▸ DIRECTION
Copy the records below exactly, leaving out every picture.

▸ EXTRACTED ENTRIES
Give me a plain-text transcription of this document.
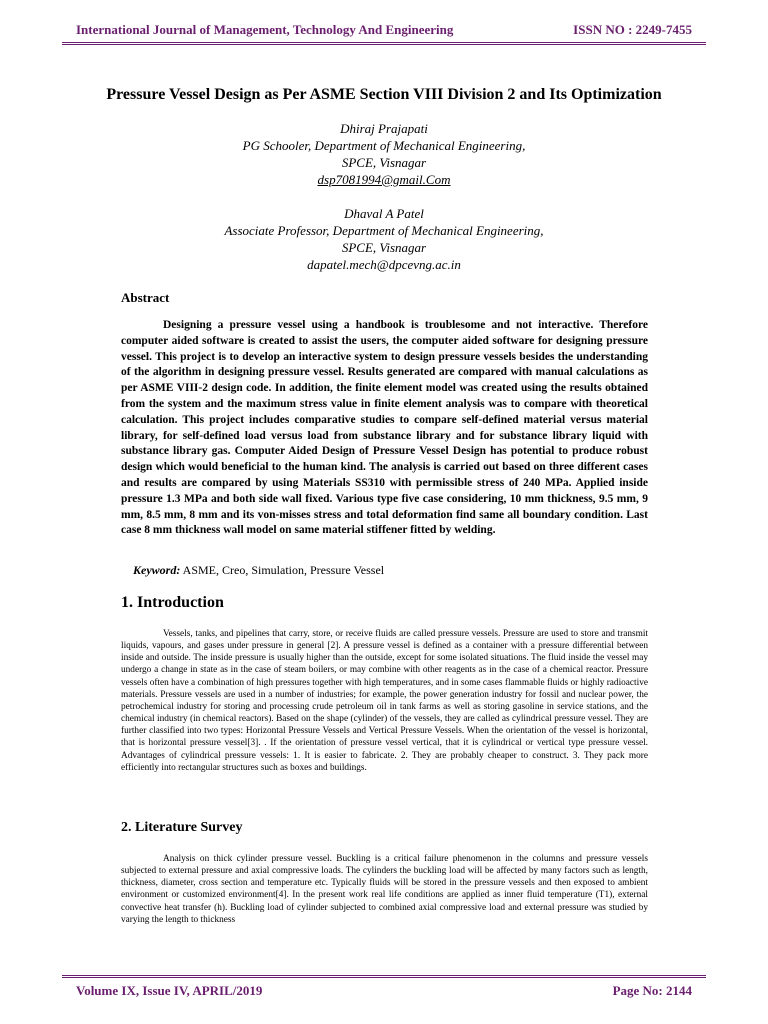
International Journal of Management, Technology And Engineering	ISSN NO : 2249-7455
Pressure Vessel Design as Per ASME Section VIII Division 2 and Its Optimization
Dhiraj Prajapati
PG Schooler, Department of Mechanical Engineering,
SPCE, Visnagar
dsp7081994@gmail.Com
Dhaval A Patel
Associate Professor, Department of Mechanical Engineering,
SPCE, Visnagar
dapatel.mech@dpcevng.ac.in
Abstract
Designing a pressure vessel using a handbook is troublesome and not interactive. Therefore computer aided software is created to assist the users, the computer aided software for designing pressure vessel. This project is to develop an interactive system to design pressure vessels besides the understanding of the algorithm in designing pressure vessel. Results generated are compared with manual calculations as per ASME VIII-2 design code. In addition, the finite element model was created using the results obtained from the system and the maximum stress value in finite element analysis was to compare with theoretical calculation. This project includes comparative studies to compare self-defined material versus material library, for self-defined load versus load from substance library and for substance library liquid with substance library gas. Computer Aided Design of Pressure Vessel Design has potential to produce robust design which would beneficial to the human kind. The analysis is carried out based on three different cases and results are compared by using Materials SS310 with permissible stress of 240 MPa. Applied inside pressure 1.3 MPa and both side wall fixed. Various type five case considering, 10 mm thickness, 9.5 mm, 9 mm, 8.5 mm, 8 mm and its von-misses stress and total deformation find same all boundary condition. Last case 8 mm thickness wall model on same material stiffener fitted by welding.
Keyword: ASME, Creo, Simulation, Pressure Vessel
1. Introduction
Vessels, tanks, and pipelines that carry, store, or receive fluids are called pressure vessels. Pressure are used to store and transmit liquids, vapours, and gases under pressure in general [2]. A pressure vessel is defined as a container with a pressure differential between inside and outside. The inside pressure is usually higher than the outside, except for some isolated situations. The fluid inside the vessel may undergo a change in state as in the case of steam boilers, or may combine with other reagents as in the case of a chemical reactor. Pressure vessels often have a combination of high pressures together with high temperatures, and in some cases flammable fluids or highly radioactive materials. Pressure vessels are used in a number of industries; for example, the power generation industry for fossil and nuclear power, the petrochemical industry for storing and processing crude petroleum oil in tank farms as well as storing gasoline in service stations, and the chemical industry (in chemical reactors). Based on the shape (cylinder) of the vessels, they are called as cylindrical pressure vessel. They are further classified into two types: Horizontal Pressure Vessels and Vertical Pressure Vessels. When the orientation of the vessel is horizontal, that is horizontal pressure vessel[3]. . If the orientation of pressure vessel vertical, that it is cylindrical or vertical type pressure vessel. Advantages of cylindrical pressure vessels: 1. It is easier to fabricate. 2. They are probably cheaper to construct. 3. They pack more efficiently into rectangular structures such as boxes and buildings.
2. Literature Survey
Analysis on thick cylinder pressure vessel. Buckling is a critical failure phenomenon in the columns and pressure vessels subjected to external pressure and axial compressive loads. The cylinders the buckling load will be affected by many factors such as length, thickness, diameter, cross section and temperature etc. Typically fluids will be stored in the pressure vessels and then exposed to ambient environment or customized environment[4]. In the present work real life conditions are applied as inner fluid temperature (T1), external convective heat transfer (h). Buckling load of cylinder subjected to combined axial compressive load and external pressure was studied by varying the length to thickness
Volume IX, Issue IV, APRIL/2019	Page No: 2144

▸ ANSWER TO THIS EXERCISE
Give me a plain-text transcription of this document.
International Journal of Management, Technology And Engineering	ISSN NO : 2249-7455
Pressure Vessel Design as Per ASME Section VIII Division 2 and Its Optimization
Dhiraj Prajapati
PG Schooler, Department of Mechanical Engineering,
SPCE, Visnagar
dsp7081994@gmail.Com
Dhaval A Patel
Associate Professor, Department of Mechanical Engineering,
SPCE, Visnagar
dapatel.mech@dpcevng.ac.in
Abstract
Designing a pressure vessel using a handbook is troublesome and not interactive. Therefore computer aided software is created to assist the users, the computer aided software for designing pressure vessel. This project is to develop an interactive system to design pressure vessels besides the understanding of the algorithm in designing pressure vessel. Results generated are compared with manual calculations as per ASME VIII-2 design code. In addition, the finite element model was created using the results obtained from the system and the maximum stress value in finite element analysis was to compare with theoretical calculation. This project includes comparative studies to compare self-defined material versus material library, for self-defined load versus load from substance library and for substance library liquid with substance library gas. Computer Aided Design of Pressure Vessel Design has potential to produce robust design which would beneficial to the human kind. The analysis is carried out based on three different cases and results are compared by using Materials SS310 with permissible stress of 240 MPa. Applied inside pressure 1.3 MPa and both side wall fixed. Various type five case considering, 10 mm thickness, 9.5 mm, 9 mm, 8.5 mm, 8 mm and its von-misses stress and total deformation find same all boundary condition. Last case 8 mm thickness wall model on same material stiffener fitted by welding.
Keyword: ASME, Creo, Simulation, Pressure Vessel
1. Introduction
Vessels, tanks, and pipelines that carry, store, or receive fluids are called pressure vessels. Pressure are used to store and transmit liquids, vapours, and gases under pressure in general [2]. A pressure vessel is defined as a container with a pressure differential between inside and outside. The inside pressure is usually higher than the outside, except for some isolated situations. The fluid inside the vessel may undergo a change in state as in the case of steam boilers, or may combine with other reagents as in the case of a chemical reactor. Pressure vessels often have a combination of high pressures together with high temperatures, and in some cases flammable fluids or highly radioactive materials. Pressure vessels are used in a number of industries; for example, the power generation industry for fossil and nuclear power, the petrochemical industry for storing and processing crude petroleum oil in tank farms as well as storing gasoline in service stations, and the chemical industry (in chemical reactors). Based on the shape (cylinder) of the vessels, they are called as cylindrical pressure vessel. They are further classified into two types: Horizontal Pressure Vessels and Vertical Pressure Vessels. When the orientation of the vessel is horizontal, that is horizontal pressure vessel[3]. . If the orientation of pressure vessel vertical, that it is cylindrical or vertical type pressure vessel. Advantages of cylindrical pressure vessels: 1. It is easier to fabricate. 2. They are probably cheaper to construct. 3. They pack more efficiently into rectangular structures such as boxes and buildings.
2. Literature Survey
Analysis on thick cylinder pressure vessel. Buckling is a critical failure phenomenon in the columns and pressure vessels subjected to external pressure and axial compressive loads. The cylinders the buckling load will be affected by many factors such as length, thickness, diameter, cross section and temperature etc. Typically fluids will be stored in the pressure vessels and then exposed to ambient environment or customized environment[4]. In the present work real life conditions are applied as inner fluid temperature (T1), external convective heat transfer (h). Buckling load of cylinder subjected to combined axial compressive load and external pressure was studied by varying the length to thickness
Volume IX, Issue IV, APRIL/2019	Page No: 2144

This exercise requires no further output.